Will you write out, word for word, every line from the one with "Decode this image" to the final line of the data below, with the pictures left out?

[Stored data entries]
§ §

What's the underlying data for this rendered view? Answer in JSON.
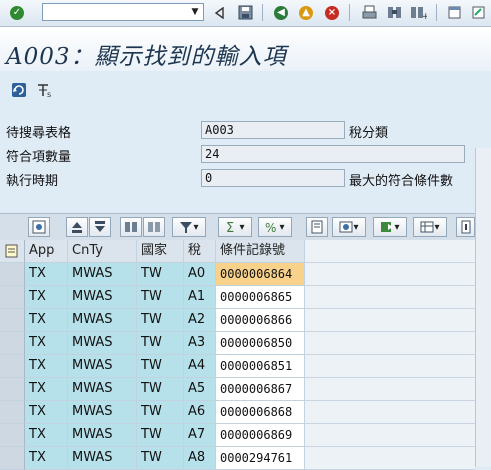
{
  "title": "A003：顯示找到的輸入項",
  "form": {
    "search_table_label": "待搜尋表格",
    "search_table_value": "A003",
    "search_table_desc": "稅分類",
    "hits_label": "符合項數量",
    "hits_value": "24",
    "exec_time_label": "執行時期",
    "exec_time_value": "0",
    "exec_time_desc": "最大的符合條件數"
  },
  "grid": {
    "headers": [
      "App",
      "CnTy",
      "國家",
      "稅",
      "條件記錄號"
    ],
    "rows": [
      [
        "TX",
        "MWAS",
        "TW",
        "A0",
        "0000006864"
      ],
      [
        "TX",
        "MWAS",
        "TW",
        "A1",
        "0000006865"
      ],
      [
        "TX",
        "MWAS",
        "TW",
        "A2",
        "0000006866"
      ],
      [
        "TX",
        "MWAS",
        "TW",
        "A3",
        "0000006850"
      ],
      [
        "TX",
        "MWAS",
        "TW",
        "A4",
        "0000006851"
      ],
      [
        "TX",
        "MWAS",
        "TW",
        "A5",
        "0000006867"
      ],
      [
        "TX",
        "MWAS",
        "TW",
        "A6",
        "0000006868"
      ],
      [
        "TX",
        "MWAS",
        "TW",
        "A7",
        "0000006869"
      ],
      [
        "TX",
        "MWAS",
        "TW",
        "A8",
        "0000294761"
      ]
    ]
  },
  "colors": {
    "key_cell": "#b7e1ea",
    "highlight_cell": "#f8d28b",
    "header": "#dbe4ec"
  },
  "icons": {
    "std_toolbar": [
      "enter-check-icon",
      "dropdown-arrow-icon",
      "command-field-collapse-icon",
      "save-icon",
      "back-icon",
      "exit-icon",
      "cancel-icon",
      "print-icon",
      "find-icon",
      "find-next-icon"
    ],
    "app_toolbar": [
      "refresh-icon",
      "technical-settings-icon"
    ]
  }
}
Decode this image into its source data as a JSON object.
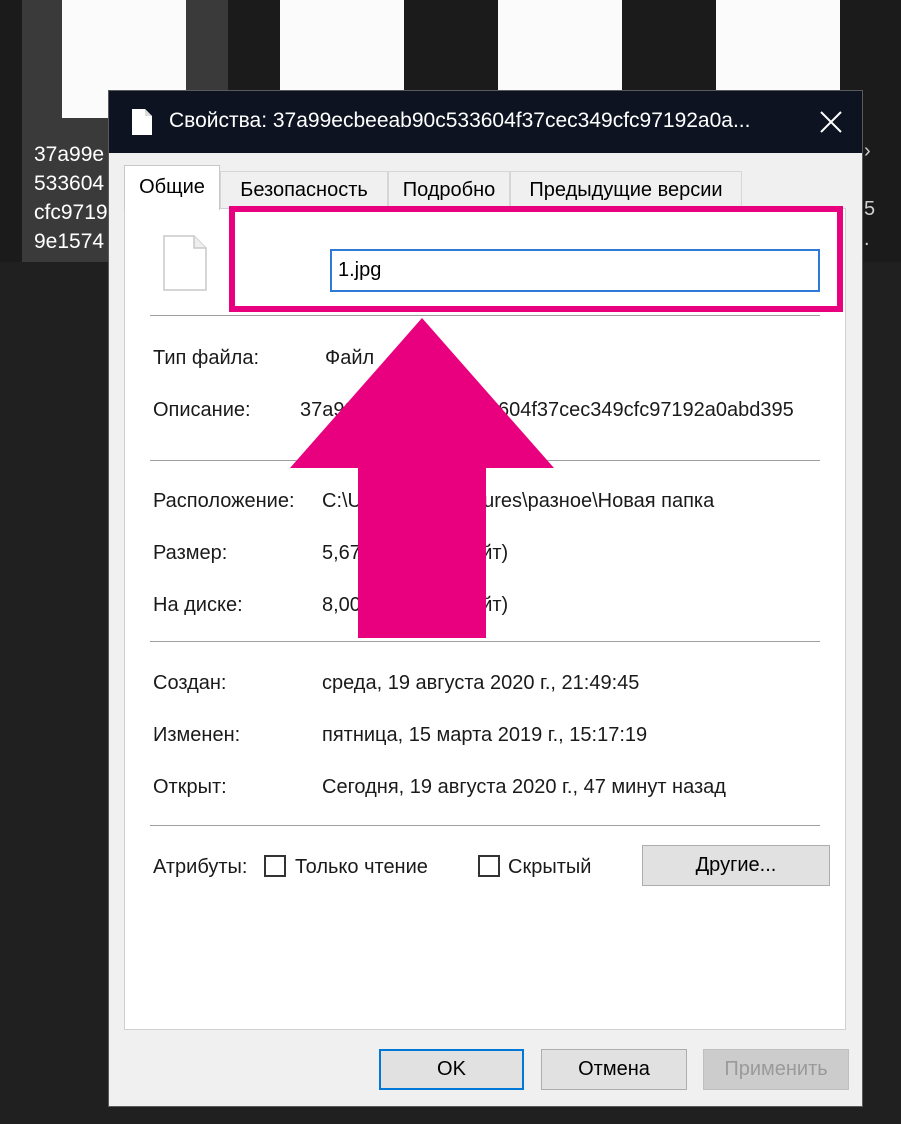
{
  "background": {
    "file_label_lines": [
      "37a99e",
      "533604",
      "cfc9719",
      "9e1574"
    ],
    "edge_chars": [
      "›",
      "",
      "5",
      "."
    ]
  },
  "dialog": {
    "title": "Свойства: 37a99ecbeeab90c533604f37cec349cfc97192a0a...",
    "tabs": [
      {
        "label": "Общие",
        "active": true
      },
      {
        "label": "Безопасность",
        "active": false
      },
      {
        "label": "Подробно",
        "active": false
      },
      {
        "label": "Предыдущие версии",
        "active": false
      }
    ],
    "general": {
      "file_name": "1.jpg",
      "file_type_label": "Тип файла:",
      "file_type_value": "Файл",
      "description_label": "Описание:",
      "description_value": "37a99ecbeeab90c533604f37cec349cfc97192a0abd395",
      "location_label": "Расположение:",
      "location_value": "C:\\Users\\user\\Pictures\\разное\\Новая папка",
      "size_label": "Размер:",
      "size_value": "5,67 КБ (5 810 байт)",
      "disk_label": "На диске:",
      "disk_value": "8,00 КБ (8 192 байт)",
      "created_label": "Создан:",
      "created_value": "среда, 19 августа 2020 г., 21:49:45",
      "modified_label": "Изменен:",
      "modified_value": "пятница, 15 марта 2019 г., 15:17:19",
      "opened_label": "Открыт:",
      "opened_value": "Сегодня, 19 августа 2020 г., 47 минут назад",
      "attributes_label": "Атрибуты:",
      "readonly_label": "Только чтение",
      "readonly_checked": false,
      "hidden_label": "Скрытый",
      "hidden_checked": false,
      "other_button": "Другие..."
    },
    "buttons": {
      "ok": "OK",
      "cancel": "Отмена",
      "apply": "Применить"
    }
  },
  "annotation": {
    "color": "#e8007f"
  }
}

§ §

**WRITTEN ANSWER:**
Decode this image into its source data as a JSON object.
{
  "background": {
    "file_label_lines": [
      "37a99e",
      "533604",
      "cfc9719",
      "9e1574"
    ],
    "edge_chars": [
      "›",
      "",
      "5",
      "."
    ]
  },
  "dialog": {
    "title": "Свойства: 37a99ecbeeab90c533604f37cec349cfc97192a0a...",
    "tabs": [
      {
        "label": "Общие",
        "active": true
      },
      {
        "label": "Безопасность",
        "active": false
      },
      {
        "label": "Подробно",
        "active": false
      },
      {
        "label": "Предыдущие версии",
        "active": false
      }
    ],
    "general": {
      "file_name": "1.jpg",
      "file_type_label": "Тип файла:",
      "file_type_value": "Файл",
      "description_label": "Описание:",
      "description_value": "37a99ecbeeab90c533604f37cec349cfc97192a0abd395",
      "location_label": "Расположение:",
      "location_value": "C:\\Users\\user\\Pictures\\разное\\Новая папка",
      "size_label": "Размер:",
      "size_value": "5,67 КБ (5 810 байт)",
      "disk_label": "На диске:",
      "disk_value": "8,00 КБ (8 192 байт)",
      "created_label": "Создан:",
      "created_value": "среда, 19 августа 2020 г., 21:49:45",
      "modified_label": "Изменен:",
      "modified_value": "пятница, 15 марта 2019 г., 15:17:19",
      "opened_label": "Открыт:",
      "opened_value": "Сегодня, 19 августа 2020 г., 47 минут назад",
      "attributes_label": "Атрибуты:",
      "readonly_label": "Только чтение",
      "readonly_checked": false,
      "hidden_label": "Скрытый",
      "hidden_checked": false,
      "other_button": "Другие..."
    },
    "buttons": {
      "ok": "OK",
      "cancel": "Отмена",
      "apply": "Применить"
    }
  },
  "annotation": {
    "color": "#e8007f"
  }
}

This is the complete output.